_Given exercise_
Check each line of the listing, and copy it if it contains the word "nRest".

[Figure collection entries]
——

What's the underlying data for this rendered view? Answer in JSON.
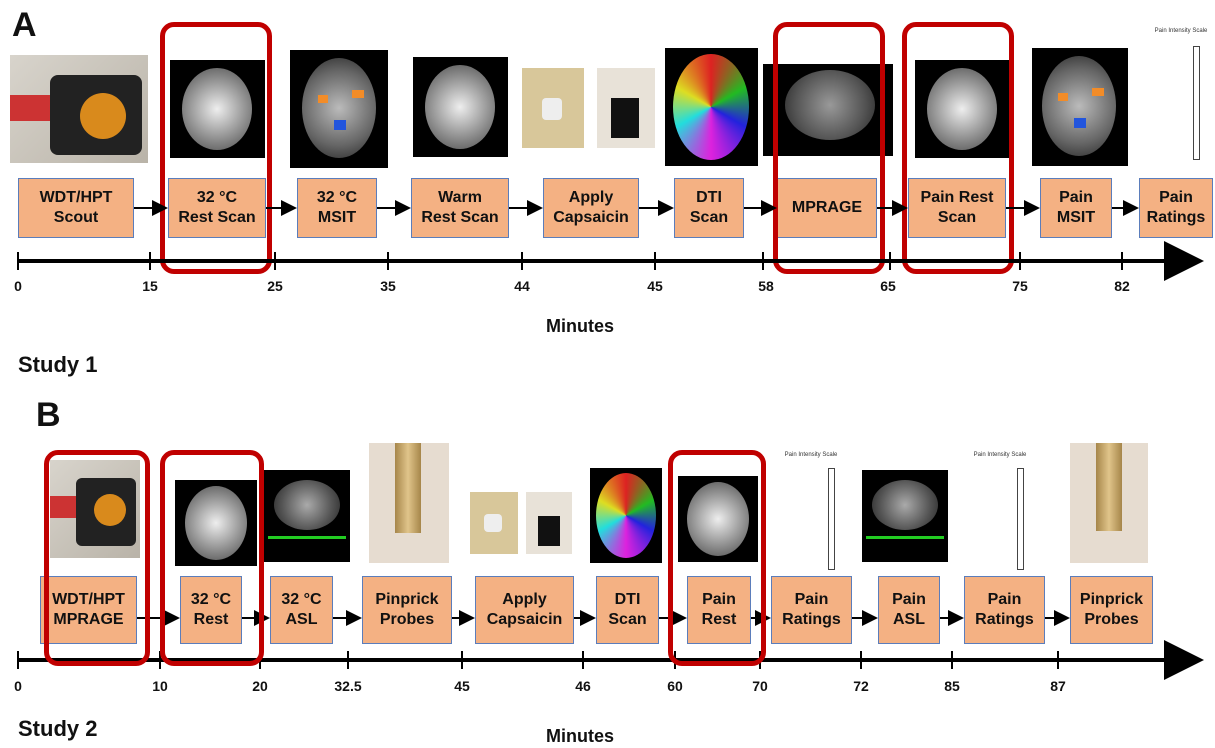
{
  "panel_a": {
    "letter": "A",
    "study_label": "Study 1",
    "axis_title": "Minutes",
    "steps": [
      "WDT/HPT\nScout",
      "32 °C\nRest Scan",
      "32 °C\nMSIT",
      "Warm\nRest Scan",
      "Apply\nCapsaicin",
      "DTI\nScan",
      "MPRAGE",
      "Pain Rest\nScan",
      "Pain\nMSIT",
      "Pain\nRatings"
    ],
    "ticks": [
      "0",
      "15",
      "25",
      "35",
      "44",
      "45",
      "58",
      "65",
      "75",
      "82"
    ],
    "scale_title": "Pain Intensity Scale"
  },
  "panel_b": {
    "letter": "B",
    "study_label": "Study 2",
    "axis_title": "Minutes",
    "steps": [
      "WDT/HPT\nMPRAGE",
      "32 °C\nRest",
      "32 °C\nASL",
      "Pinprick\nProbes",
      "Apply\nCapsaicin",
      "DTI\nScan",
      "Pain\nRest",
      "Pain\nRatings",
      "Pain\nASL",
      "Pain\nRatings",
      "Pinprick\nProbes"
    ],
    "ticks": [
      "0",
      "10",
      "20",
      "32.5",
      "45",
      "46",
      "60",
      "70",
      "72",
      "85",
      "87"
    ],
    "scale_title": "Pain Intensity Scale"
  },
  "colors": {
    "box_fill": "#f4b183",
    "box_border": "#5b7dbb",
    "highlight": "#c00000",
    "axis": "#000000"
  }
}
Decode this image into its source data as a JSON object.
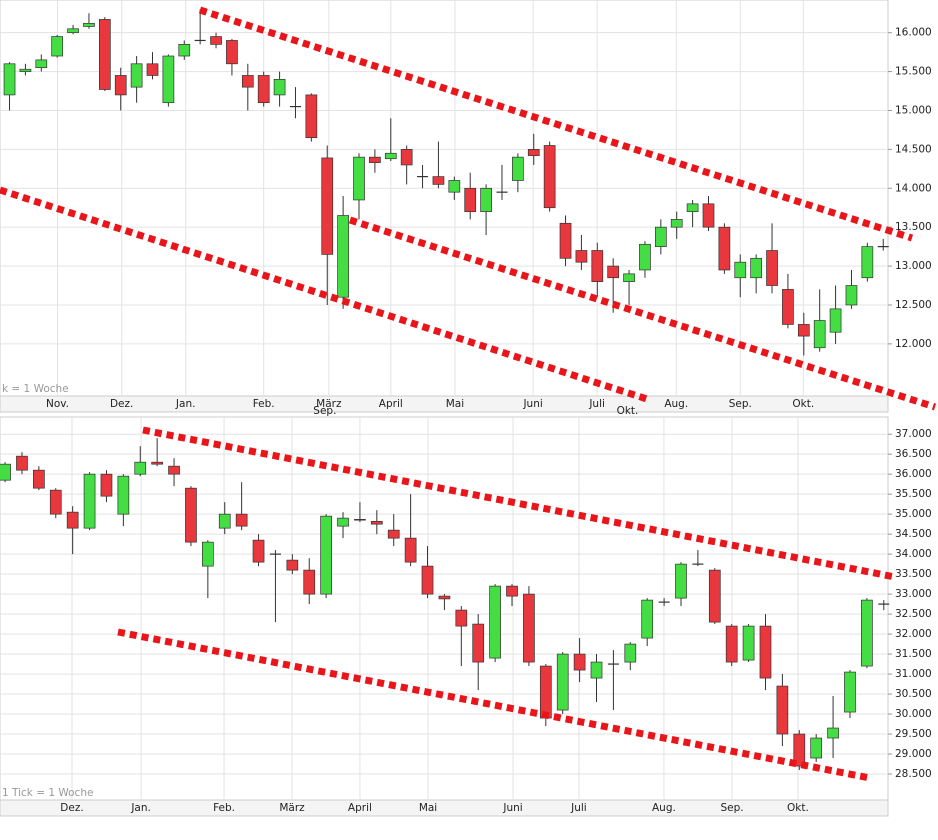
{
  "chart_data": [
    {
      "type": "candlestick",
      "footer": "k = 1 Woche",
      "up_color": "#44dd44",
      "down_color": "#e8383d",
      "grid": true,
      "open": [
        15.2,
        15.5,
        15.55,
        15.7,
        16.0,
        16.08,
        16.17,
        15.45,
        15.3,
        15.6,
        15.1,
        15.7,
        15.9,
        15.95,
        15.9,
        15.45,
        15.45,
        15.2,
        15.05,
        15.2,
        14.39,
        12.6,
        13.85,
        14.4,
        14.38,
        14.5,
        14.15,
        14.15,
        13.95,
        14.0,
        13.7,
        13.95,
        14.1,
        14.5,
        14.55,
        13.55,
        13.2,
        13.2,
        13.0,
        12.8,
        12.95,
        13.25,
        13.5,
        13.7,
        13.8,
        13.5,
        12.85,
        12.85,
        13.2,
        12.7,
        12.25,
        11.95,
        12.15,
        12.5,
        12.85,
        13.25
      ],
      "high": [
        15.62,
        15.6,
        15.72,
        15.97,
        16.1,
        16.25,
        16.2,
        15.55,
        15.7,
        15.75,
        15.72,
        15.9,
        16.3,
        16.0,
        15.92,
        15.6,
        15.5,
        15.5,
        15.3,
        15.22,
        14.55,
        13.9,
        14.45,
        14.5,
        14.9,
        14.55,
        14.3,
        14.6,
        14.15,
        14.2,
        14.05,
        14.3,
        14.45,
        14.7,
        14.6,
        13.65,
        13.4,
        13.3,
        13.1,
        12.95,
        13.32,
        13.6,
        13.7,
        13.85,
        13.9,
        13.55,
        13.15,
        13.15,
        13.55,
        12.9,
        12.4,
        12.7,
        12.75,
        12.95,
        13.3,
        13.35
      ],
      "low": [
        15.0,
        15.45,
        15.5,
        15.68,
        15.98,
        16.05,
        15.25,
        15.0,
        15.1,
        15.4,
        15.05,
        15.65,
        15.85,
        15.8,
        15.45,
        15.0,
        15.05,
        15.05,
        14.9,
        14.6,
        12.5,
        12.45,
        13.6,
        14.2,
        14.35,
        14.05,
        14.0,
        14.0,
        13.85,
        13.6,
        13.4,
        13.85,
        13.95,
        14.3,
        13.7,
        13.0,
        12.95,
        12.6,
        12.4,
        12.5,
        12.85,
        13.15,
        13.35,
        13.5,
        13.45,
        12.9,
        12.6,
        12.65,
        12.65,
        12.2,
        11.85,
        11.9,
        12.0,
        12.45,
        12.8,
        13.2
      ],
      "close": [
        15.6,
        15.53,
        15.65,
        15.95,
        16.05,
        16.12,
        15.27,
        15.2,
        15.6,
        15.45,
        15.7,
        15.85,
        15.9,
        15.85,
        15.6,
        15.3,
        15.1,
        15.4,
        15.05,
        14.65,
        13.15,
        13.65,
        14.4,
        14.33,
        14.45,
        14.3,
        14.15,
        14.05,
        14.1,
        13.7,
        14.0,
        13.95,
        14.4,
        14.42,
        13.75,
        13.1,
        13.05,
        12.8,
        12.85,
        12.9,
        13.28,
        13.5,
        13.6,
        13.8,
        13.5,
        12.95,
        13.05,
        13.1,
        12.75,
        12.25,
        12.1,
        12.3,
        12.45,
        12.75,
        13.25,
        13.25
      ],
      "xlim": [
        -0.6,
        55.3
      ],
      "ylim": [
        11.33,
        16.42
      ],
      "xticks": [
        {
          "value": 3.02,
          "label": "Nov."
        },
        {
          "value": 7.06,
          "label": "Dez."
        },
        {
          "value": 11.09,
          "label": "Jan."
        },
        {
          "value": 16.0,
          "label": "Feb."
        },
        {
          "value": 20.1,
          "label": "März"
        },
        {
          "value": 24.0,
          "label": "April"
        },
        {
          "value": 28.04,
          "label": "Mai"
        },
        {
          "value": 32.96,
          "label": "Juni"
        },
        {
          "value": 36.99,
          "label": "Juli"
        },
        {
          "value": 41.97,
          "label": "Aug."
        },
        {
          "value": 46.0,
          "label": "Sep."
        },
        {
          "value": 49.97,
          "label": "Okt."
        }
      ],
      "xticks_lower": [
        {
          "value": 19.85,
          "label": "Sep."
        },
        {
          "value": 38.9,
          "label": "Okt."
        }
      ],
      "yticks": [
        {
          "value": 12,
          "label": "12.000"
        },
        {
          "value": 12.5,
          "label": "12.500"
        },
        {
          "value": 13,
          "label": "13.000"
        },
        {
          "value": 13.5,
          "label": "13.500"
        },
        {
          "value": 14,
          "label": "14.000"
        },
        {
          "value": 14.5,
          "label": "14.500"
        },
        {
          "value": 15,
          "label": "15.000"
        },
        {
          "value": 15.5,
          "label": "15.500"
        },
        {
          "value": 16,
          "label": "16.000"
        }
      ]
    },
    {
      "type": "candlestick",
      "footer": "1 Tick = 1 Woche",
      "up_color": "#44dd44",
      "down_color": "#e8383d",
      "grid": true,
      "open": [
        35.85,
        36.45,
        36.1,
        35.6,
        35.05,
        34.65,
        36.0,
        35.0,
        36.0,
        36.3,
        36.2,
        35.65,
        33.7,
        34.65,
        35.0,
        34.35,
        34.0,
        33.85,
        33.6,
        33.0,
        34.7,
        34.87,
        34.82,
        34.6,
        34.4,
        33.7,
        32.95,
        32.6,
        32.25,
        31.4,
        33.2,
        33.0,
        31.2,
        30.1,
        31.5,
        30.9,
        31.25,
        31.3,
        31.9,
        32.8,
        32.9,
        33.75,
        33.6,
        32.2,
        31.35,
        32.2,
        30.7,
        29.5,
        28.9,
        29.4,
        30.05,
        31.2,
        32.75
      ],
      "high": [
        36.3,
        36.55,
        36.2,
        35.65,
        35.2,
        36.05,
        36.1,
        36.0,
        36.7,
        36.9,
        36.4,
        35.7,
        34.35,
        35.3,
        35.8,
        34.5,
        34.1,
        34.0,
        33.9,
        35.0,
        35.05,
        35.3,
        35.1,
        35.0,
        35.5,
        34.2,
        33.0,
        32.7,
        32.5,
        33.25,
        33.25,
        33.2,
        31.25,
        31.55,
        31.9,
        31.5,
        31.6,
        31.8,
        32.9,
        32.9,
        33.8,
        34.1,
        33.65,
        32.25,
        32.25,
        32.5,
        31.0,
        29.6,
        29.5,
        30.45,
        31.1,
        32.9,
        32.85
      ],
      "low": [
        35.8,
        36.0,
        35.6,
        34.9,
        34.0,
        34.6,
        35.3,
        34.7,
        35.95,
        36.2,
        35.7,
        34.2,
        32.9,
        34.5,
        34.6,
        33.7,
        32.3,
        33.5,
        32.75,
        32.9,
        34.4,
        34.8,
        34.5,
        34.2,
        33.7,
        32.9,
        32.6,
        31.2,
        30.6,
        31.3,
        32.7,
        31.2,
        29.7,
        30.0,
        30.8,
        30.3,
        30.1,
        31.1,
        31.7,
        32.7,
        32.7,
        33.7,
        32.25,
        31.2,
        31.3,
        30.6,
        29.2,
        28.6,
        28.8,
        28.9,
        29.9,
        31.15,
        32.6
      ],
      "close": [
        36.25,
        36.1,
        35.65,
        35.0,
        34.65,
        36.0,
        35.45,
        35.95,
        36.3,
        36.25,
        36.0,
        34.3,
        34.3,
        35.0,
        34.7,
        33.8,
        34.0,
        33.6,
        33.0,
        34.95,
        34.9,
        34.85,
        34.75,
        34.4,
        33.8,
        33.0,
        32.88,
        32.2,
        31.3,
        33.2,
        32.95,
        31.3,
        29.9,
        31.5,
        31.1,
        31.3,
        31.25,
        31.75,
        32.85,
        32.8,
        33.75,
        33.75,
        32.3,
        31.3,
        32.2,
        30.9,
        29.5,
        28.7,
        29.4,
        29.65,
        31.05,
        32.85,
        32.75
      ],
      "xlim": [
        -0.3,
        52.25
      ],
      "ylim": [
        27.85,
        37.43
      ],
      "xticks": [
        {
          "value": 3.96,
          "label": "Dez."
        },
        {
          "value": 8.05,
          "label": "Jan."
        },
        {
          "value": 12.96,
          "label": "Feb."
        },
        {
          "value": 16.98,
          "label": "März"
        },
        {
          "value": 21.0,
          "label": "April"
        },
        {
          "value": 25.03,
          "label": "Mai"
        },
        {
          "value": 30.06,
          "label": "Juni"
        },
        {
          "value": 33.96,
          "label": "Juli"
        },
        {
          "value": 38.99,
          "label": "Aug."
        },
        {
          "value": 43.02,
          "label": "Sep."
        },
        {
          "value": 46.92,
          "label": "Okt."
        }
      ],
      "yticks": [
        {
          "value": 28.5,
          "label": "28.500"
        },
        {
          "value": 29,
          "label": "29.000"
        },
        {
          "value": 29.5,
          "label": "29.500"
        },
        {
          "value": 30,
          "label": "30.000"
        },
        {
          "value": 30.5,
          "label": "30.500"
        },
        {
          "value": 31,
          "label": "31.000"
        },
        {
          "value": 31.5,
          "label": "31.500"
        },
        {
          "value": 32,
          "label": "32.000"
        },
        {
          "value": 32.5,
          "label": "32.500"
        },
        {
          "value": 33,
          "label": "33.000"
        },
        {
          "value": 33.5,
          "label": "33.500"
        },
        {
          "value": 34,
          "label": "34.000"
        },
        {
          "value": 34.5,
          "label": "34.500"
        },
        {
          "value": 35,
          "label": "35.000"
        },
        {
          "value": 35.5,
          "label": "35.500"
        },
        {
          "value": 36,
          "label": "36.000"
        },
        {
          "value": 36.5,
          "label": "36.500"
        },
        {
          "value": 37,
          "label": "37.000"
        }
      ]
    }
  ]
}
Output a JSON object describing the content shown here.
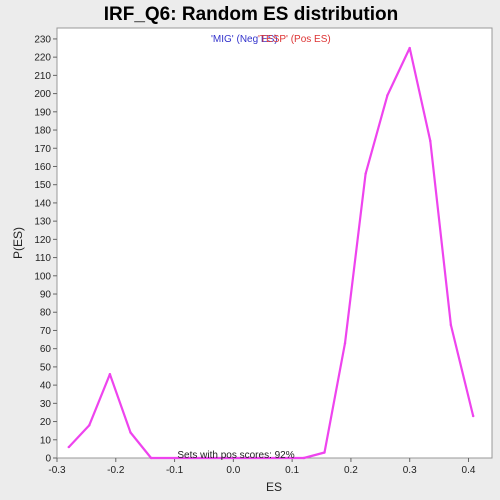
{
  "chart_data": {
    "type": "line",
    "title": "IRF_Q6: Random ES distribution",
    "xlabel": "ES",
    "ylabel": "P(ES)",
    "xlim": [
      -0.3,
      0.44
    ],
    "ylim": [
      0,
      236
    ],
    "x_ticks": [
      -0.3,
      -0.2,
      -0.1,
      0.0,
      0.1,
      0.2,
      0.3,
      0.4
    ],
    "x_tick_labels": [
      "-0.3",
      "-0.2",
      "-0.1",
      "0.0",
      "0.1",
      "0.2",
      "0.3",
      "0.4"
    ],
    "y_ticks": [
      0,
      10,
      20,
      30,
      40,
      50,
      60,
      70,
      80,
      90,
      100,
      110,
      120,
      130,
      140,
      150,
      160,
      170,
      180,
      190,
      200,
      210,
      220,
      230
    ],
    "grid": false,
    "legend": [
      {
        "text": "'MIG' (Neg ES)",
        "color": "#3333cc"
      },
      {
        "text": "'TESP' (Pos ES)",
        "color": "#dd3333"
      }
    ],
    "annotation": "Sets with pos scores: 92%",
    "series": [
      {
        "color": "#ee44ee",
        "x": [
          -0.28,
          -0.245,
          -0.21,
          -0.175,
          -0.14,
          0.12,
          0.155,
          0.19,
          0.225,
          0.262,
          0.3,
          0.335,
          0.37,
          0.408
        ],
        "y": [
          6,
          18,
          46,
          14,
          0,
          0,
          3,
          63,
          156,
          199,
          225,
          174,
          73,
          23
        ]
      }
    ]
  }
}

——

_Complete response_
      "32 °C\nRest Scan",
      "Warm\nRest Scan",
      "32 °C\nRest",
      "Pain\nRest",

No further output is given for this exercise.